- Requirement -
Rewrite every line of the rows below as a numbered list. Skip blank lines and leave out the pictures.

- Given information -
____

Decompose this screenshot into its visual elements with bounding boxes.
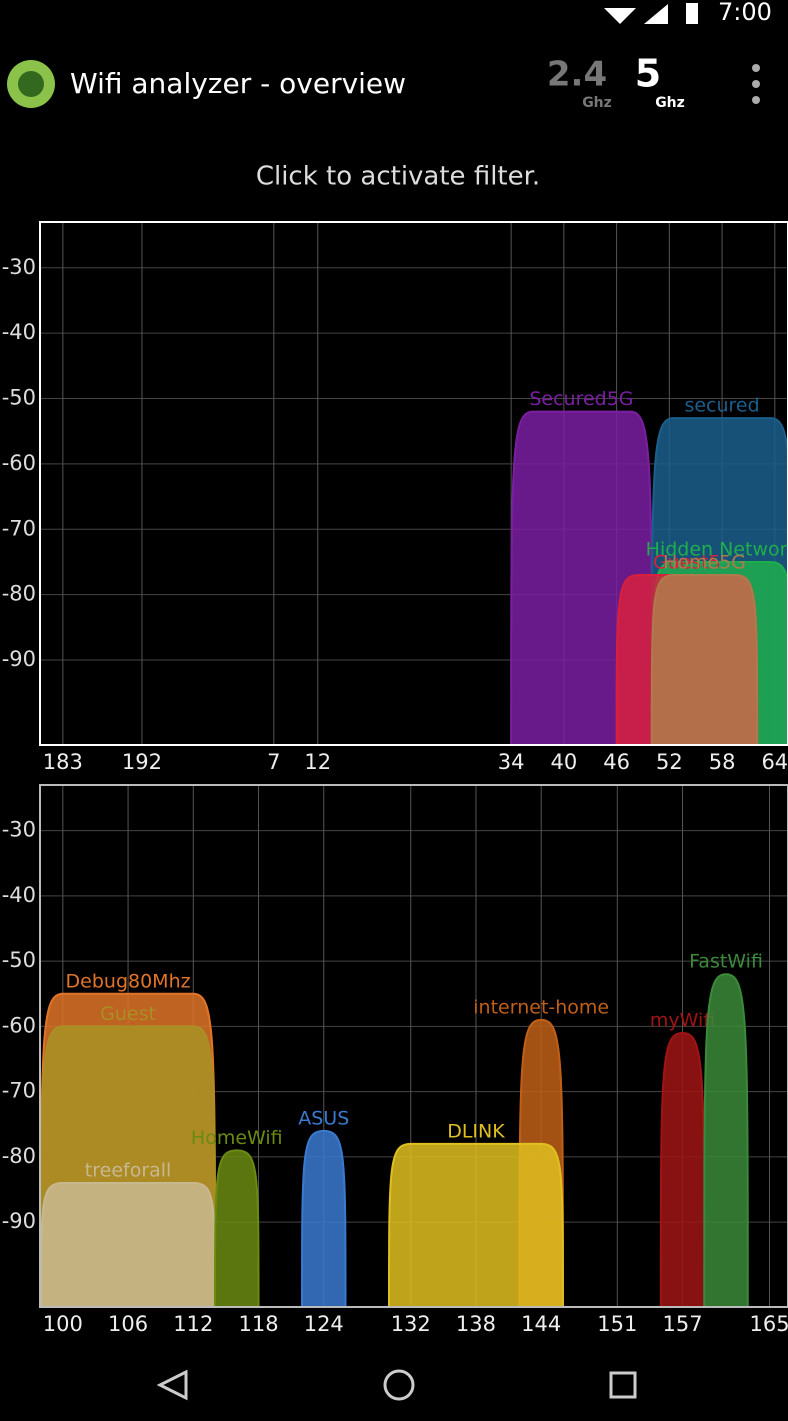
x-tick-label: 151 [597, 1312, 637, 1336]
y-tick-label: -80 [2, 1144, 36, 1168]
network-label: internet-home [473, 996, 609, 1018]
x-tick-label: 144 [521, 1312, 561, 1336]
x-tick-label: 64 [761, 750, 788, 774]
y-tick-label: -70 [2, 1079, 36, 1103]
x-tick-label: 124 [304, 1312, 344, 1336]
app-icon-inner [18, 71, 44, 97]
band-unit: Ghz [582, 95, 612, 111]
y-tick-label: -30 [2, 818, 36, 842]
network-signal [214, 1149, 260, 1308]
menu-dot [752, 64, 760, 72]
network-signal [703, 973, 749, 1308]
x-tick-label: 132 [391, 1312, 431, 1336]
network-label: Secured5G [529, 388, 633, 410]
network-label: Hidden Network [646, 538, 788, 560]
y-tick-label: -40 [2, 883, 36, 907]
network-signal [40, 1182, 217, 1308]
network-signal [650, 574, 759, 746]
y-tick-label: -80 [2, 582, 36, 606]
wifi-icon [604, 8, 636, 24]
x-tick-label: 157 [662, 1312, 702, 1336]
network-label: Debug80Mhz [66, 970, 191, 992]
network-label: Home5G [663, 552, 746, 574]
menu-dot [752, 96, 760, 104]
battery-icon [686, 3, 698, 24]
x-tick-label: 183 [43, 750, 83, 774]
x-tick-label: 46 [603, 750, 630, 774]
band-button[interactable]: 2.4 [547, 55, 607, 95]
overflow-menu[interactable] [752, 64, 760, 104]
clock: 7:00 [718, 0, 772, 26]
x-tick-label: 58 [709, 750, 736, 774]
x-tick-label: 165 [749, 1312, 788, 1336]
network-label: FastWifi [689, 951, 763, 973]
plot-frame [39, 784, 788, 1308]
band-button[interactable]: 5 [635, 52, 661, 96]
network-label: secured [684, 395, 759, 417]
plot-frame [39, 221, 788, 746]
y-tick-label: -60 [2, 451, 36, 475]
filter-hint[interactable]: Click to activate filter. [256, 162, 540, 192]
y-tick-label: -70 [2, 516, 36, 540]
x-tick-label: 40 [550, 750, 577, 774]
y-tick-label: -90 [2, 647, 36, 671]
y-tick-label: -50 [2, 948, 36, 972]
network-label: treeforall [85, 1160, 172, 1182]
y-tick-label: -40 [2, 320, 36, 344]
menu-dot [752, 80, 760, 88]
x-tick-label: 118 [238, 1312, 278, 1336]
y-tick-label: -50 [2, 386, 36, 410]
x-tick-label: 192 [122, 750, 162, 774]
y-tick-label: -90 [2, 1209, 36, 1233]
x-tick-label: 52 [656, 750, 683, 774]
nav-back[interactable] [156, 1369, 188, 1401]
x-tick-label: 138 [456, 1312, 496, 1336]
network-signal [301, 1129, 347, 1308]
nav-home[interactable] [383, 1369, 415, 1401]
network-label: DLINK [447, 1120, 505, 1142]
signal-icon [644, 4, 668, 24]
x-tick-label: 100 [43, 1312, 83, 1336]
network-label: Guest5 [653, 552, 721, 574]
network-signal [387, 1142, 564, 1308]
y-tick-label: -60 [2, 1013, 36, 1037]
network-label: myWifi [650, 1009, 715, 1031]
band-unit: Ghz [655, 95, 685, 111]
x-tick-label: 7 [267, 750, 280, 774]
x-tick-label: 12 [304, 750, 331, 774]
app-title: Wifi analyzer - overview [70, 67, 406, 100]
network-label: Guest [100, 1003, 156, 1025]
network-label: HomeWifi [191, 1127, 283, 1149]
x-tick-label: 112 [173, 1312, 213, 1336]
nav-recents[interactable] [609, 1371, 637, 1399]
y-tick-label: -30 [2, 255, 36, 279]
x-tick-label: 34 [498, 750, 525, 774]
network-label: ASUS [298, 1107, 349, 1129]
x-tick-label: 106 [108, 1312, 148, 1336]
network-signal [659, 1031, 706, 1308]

____

- Solution to the problem -
1. Decompose this screenshot into its visual elements with bounding boxes.
2. x-tick-label: 151 [597, 1312, 637, 1336]
3. y-tick-label: -80 [2, 1144, 36, 1168]
4. network-label: internet-home [473, 996, 609, 1018]
5. x-tick-label: 144 [521, 1312, 561, 1336]
6. x-tick-label: 64 [761, 750, 788, 774]
7. y-tick-label: -70 [2, 1079, 36, 1103]
8. x-tick-label: 124 [304, 1312, 344, 1336]
9. app-icon-inner [18, 71, 44, 97]
10. band-unit: Ghz [582, 95, 612, 111]
11. y-tick-label: -30 [2, 818, 36, 842]
12. network-signal [214, 1149, 260, 1308]
13. menu-dot [752, 64, 760, 72]
14. network-signal [703, 973, 749, 1308]
15. x-tick-label: 132 [391, 1312, 431, 1336]
16. network-label: Secured5G [529, 388, 633, 410]
17. network-label: Hidden Network [646, 538, 788, 560]
18. y-tick-label: -40 [2, 883, 36, 907]
19. network-signal [40, 1182, 217, 1308]
20. network-signal [650, 574, 759, 746]
21. y-tick-label: -80 [2, 582, 36, 606]
22. wifi-icon [604, 8, 636, 24]
23. x-tick-label: 157 [662, 1312, 702, 1336]
24. network-label: Debug80Mhz [66, 970, 191, 992]
25. network-label: Home5G [663, 552, 746, 574]
26. menu-dot [752, 96, 760, 104]
27. battery-icon [686, 3, 698, 24]
28. x-tick-label: 183 [43, 750, 83, 774]
29. x-tick-label: 46 [603, 750, 630, 774]
30. band-button[interactable]: 2.4 [547, 55, 607, 95]
31. overflow-menu[interactable] [752, 64, 760, 104]
32. clock: 7:00 [718, 0, 772, 26]
33. x-tick-label: 58 [709, 750, 736, 774]
34. x-tick-label: 165 [749, 1312, 788, 1336]
35. network-label: FastWifi [689, 951, 763, 973]
36. plot-frame [39, 784, 788, 1308]
37. band-button[interactable]: 5 [635, 52, 661, 96]
38. network-label: secured [684, 395, 759, 417]
39. plot-frame [39, 221, 788, 746]
40. y-tick-label: -60 [2, 451, 36, 475]
41. filter-hint[interactable]: Click to activate filter. [256, 162, 540, 192]
42. y-tick-label: -70 [2, 516, 36, 540]
43. x-tick-label: 40 [550, 750, 577, 774]
44. y-tick-label: -90 [2, 647, 36, 671]
45. y-tick-label: -50 [2, 948, 36, 972]
46. network-label: treeforall [85, 1160, 172, 1182]
47. y-tick-label: -40 [2, 320, 36, 344]
48. menu-dot [752, 80, 760, 88]
49. x-tick-label: 118 [238, 1312, 278, 1336]
50. y-tick-label: -50 [2, 386, 36, 410]
51. x-tick-label: 192 [122, 750, 162, 774]
52. y-tick-label: -90 [2, 1209, 36, 1233]
53. x-tick-label: 52 [656, 750, 683, 774]
54. nav-back[interactable] [156, 1369, 188, 1401]
55. x-tick-label: 138 [456, 1312, 496, 1336]
56. network-signal [301, 1129, 347, 1308]
57. nav-home[interactable] [383, 1369, 415, 1401]
58. network-label: DLINK [447, 1120, 505, 1142]
59. signal-icon [644, 4, 668, 24]
60. x-tick-label: 100 [43, 1312, 83, 1336]
61. network-label: Guest5 [653, 552, 721, 574]
62. network-signal [387, 1142, 564, 1308]
63. y-tick-label: -60 [2, 1013, 36, 1037]
64. network-label: myWifi [650, 1009, 715, 1031]
65. band-unit: Ghz [655, 95, 685, 111]
66. x-tick-label: 7 [267, 750, 280, 774]
67. x-tick-label: 12 [304, 750, 331, 774]
68. app-title: Wifi analyzer - overview [70, 67, 406, 100]
69. network-label: Guest [100, 1003, 156, 1025]
70. network-label: HomeWifi [191, 1127, 283, 1149]
71. x-tick-label: 112 [173, 1312, 213, 1336]
72. nav-recents[interactable] [609, 1371, 637, 1399]
73. y-tick-label: -30 [2, 255, 36, 279]
74. x-tick-label: 34 [498, 750, 525, 774]
75. network-label: ASUS [298, 1107, 349, 1129]
76. x-tick-label: 106 [108, 1312, 148, 1336]
77. network-signal [659, 1031, 706, 1308]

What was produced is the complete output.